::: Provided records

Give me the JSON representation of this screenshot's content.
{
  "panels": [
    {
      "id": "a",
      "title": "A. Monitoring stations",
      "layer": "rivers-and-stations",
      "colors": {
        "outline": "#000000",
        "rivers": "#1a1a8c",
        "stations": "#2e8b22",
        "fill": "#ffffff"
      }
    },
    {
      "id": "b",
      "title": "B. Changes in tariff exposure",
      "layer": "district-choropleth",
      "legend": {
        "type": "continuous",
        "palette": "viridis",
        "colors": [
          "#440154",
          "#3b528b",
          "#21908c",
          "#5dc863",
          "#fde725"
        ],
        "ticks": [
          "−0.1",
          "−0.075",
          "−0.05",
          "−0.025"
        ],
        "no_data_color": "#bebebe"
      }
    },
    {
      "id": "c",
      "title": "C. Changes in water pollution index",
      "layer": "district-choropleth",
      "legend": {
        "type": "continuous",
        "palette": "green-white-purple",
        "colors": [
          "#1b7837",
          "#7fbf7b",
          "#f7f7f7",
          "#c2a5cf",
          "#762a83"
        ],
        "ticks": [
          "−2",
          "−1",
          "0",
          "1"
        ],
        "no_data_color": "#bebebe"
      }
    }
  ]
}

::::::

= Your goal =
Reproduce the listing shown above in its entirety, exactly.

= The output =
Give me the JSON representation of this screenshot's content.
{
  "panels": [
    {
      "id": "a",
      "title": "A. Monitoring stations",
      "layer": "rivers-and-stations",
      "colors": {
        "outline": "#000000",
        "rivers": "#1a1a8c",
        "stations": "#2e8b22",
        "fill": "#ffffff"
      }
    },
    {
      "id": "b",
      "title": "B. Changes in tariff exposure",
      "layer": "district-choropleth",
      "legend": {
        "type": "continuous",
        "palette": "viridis",
        "colors": [
          "#440154",
          "#3b528b",
          "#21908c",
          "#5dc863",
          "#fde725"
        ],
        "ticks": [
          "−0.1",
          "−0.075",
          "−0.05",
          "−0.025"
        ],
        "no_data_color": "#bebebe"
      }
    },
    {
      "id": "c",
      "title": "C. Changes in water pollution index",
      "layer": "district-choropleth",
      "legend": {
        "type": "continuous",
        "palette": "green-white-purple",
        "colors": [
          "#1b7837",
          "#7fbf7b",
          "#f7f7f7",
          "#c2a5cf",
          "#762a83"
        ],
        "ticks": [
          "−2",
          "−1",
          "0",
          "1"
        ],
        "no_data_color": "#bebebe"
      }
    }
  ]
}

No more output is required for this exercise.